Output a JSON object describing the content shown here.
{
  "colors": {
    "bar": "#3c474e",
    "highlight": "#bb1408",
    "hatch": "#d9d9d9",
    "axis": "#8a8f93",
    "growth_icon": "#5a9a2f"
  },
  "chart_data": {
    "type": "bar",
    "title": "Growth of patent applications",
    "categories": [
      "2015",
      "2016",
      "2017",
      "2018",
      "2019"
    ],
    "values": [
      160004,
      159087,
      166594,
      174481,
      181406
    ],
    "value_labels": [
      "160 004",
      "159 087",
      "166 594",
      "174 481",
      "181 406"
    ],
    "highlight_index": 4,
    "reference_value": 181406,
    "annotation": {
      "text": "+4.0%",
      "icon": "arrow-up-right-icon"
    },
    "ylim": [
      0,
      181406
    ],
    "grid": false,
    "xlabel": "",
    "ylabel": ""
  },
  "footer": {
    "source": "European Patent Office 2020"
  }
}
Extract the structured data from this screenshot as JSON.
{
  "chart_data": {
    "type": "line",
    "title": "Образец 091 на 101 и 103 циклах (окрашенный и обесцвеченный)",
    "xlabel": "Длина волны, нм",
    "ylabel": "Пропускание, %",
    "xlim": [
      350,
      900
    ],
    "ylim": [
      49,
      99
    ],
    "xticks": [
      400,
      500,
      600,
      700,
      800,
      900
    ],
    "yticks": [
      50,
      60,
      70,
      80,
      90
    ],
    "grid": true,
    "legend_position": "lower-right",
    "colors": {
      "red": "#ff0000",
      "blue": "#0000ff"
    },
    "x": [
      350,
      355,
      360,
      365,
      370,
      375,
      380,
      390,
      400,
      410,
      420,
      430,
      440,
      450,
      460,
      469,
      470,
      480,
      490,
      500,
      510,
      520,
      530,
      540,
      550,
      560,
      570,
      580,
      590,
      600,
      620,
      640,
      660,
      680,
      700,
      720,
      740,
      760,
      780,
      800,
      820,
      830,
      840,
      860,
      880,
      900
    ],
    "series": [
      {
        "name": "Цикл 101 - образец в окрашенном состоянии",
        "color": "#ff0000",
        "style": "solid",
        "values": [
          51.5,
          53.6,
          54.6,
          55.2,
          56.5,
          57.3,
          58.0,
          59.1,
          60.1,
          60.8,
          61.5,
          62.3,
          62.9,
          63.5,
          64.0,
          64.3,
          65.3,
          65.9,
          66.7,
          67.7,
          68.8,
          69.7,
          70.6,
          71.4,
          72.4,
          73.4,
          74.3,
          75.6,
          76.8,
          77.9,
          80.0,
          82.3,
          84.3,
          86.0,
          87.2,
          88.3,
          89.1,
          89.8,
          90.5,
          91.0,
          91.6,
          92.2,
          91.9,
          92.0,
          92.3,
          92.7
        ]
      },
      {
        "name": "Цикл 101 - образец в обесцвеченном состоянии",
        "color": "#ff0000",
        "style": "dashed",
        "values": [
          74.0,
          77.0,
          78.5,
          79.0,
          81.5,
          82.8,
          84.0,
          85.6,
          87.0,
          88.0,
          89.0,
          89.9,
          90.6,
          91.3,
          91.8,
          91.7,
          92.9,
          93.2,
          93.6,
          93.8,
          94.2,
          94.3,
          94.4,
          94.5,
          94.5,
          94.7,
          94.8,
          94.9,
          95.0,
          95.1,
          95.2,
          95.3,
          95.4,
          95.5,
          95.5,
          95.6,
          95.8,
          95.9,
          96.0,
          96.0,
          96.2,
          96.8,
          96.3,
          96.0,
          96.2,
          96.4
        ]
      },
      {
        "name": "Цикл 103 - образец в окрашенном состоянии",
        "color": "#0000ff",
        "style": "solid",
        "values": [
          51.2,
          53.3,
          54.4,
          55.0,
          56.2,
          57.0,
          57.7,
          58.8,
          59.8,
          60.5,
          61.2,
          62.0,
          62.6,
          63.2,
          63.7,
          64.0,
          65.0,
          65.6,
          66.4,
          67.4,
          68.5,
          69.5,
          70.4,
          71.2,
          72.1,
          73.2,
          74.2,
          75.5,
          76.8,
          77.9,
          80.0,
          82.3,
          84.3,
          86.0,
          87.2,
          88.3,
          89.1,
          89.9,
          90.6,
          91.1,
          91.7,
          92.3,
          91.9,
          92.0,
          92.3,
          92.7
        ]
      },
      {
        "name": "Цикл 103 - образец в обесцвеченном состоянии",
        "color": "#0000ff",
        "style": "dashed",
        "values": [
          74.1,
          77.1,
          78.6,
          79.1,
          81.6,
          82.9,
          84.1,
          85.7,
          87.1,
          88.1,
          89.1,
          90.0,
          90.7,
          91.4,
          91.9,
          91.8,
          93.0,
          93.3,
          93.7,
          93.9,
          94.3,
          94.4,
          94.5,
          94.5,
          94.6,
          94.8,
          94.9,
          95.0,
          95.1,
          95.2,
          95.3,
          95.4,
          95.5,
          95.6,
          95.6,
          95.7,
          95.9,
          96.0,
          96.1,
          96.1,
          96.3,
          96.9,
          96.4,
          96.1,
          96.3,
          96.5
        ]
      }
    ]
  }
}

----

## [WHAT TO PRODUCE]
Check each line of the listing above for the string "окрашенном", then report only how many lines have it.

## [PROBLEM SOLUTION]
2